:: Exercise aim ::
Output every entry exactly as given.
Records to process start
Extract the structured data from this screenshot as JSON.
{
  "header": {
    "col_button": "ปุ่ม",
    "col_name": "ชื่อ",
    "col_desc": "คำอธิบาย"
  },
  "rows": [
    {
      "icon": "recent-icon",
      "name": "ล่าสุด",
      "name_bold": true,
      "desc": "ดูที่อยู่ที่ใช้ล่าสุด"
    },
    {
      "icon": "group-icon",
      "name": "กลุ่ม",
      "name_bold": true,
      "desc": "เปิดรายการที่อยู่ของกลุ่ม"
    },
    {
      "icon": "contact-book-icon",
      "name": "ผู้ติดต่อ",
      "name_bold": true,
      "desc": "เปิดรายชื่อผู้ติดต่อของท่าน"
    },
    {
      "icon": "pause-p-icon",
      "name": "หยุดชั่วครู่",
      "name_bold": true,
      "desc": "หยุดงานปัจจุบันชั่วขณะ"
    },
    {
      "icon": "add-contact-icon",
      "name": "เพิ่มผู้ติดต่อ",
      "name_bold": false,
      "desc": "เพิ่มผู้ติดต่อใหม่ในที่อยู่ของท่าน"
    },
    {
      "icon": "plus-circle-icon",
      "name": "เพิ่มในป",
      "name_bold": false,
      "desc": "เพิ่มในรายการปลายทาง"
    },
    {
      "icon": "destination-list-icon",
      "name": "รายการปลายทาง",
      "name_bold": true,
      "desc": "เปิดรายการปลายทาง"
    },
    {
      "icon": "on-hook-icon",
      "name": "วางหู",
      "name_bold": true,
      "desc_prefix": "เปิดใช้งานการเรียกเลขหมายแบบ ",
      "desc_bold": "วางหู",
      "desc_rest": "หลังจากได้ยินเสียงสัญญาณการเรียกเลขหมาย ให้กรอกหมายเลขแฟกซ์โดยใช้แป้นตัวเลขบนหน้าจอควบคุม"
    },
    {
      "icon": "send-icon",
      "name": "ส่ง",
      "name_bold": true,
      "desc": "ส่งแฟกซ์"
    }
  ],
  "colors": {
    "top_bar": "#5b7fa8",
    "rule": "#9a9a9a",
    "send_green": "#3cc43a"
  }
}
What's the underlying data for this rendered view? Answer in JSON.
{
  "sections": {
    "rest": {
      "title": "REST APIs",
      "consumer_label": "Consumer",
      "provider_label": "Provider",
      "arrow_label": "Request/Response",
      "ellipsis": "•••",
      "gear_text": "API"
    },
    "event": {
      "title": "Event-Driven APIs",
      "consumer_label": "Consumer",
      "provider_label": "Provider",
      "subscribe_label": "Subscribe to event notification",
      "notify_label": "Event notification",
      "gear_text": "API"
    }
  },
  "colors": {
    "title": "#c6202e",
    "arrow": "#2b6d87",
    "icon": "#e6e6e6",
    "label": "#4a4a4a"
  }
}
Records to process end
:: Output below ::
Extract the structured data from this screenshot as JSON.
{
  "header": {
    "col_button": "ปุ่ม",
    "col_name": "ชื่อ",
    "col_desc": "คำอธิบาย"
  },
  "rows": [
    {
      "icon": "recent-icon",
      "name": "ล่าสุด",
      "name_bold": true,
      "desc": "ดูที่อยู่ที่ใช้ล่าสุด"
    },
    {
      "icon": "group-icon",
      "name": "กลุ่ม",
      "name_bold": true,
      "desc": "เปิดรายการที่อยู่ของกลุ่ม"
    },
    {
      "icon": "contact-book-icon",
      "name": "ผู้ติดต่อ",
      "name_bold": true,
      "desc": "เปิดรายชื่อผู้ติดต่อของท่าน"
    },
    {
      "icon": "pause-p-icon",
      "name": "หยุดชั่วครู่",
      "name_bold": true,
      "desc": "หยุดงานปัจจุบันชั่วขณะ"
    },
    {
      "icon": "add-contact-icon",
      "name": "เพิ่มผู้ติดต่อ",
      "name_bold": false,
      "desc": "เพิ่มผู้ติดต่อใหม่ในที่อยู่ของท่าน"
    },
    {
      "icon": "plus-circle-icon",
      "name": "เพิ่มในป",
      "name_bold": false,
      "desc": "เพิ่มในรายการปลายทาง"
    },
    {
      "icon": "destination-list-icon",
      "name": "รายการปลายทาง",
      "name_bold": true,
      "desc": "เปิดรายการปลายทาง"
    },
    {
      "icon": "on-hook-icon",
      "name": "วางหู",
      "name_bold": true,
      "desc_prefix": "เปิดใช้งานการเรียกเลขหมายแบบ ",
      "desc_bold": "วางหู",
      "desc_rest": "หลังจากได้ยินเสียงสัญญาณการเรียกเลขหมาย ให้กรอกหมายเลขแฟกซ์โดยใช้แป้นตัวเลขบนหน้าจอควบคุม"
    },
    {
      "icon": "send-icon",
      "name": "ส่ง",
      "name_bold": true,
      "desc": "ส่งแฟกซ์"
    }
  ],
  "colors": {
    "top_bar": "#5b7fa8",
    "rule": "#9a9a9a",
    "send_green": "#3cc43a"
  }
}
What's the underlying data for this rendered view? Answer in JSON.
{
  "sections": {
    "rest": {
      "title": "REST APIs",
      "consumer_label": "Consumer",
      "provider_label": "Provider",
      "arrow_label": "Request/Response",
      "ellipsis": "•••",
      "gear_text": "API"
    },
    "event": {
      "title": "Event-Driven APIs",
      "consumer_label": "Consumer",
      "provider_label": "Provider",
      "subscribe_label": "Subscribe to event notification",
      "notify_label": "Event notification",
      "gear_text": "API"
    }
  },
  "colors": {
    "title": "#c6202e",
    "arrow": "#2b6d87",
    "icon": "#e6e6e6",
    "label": "#4a4a4a"
  }
}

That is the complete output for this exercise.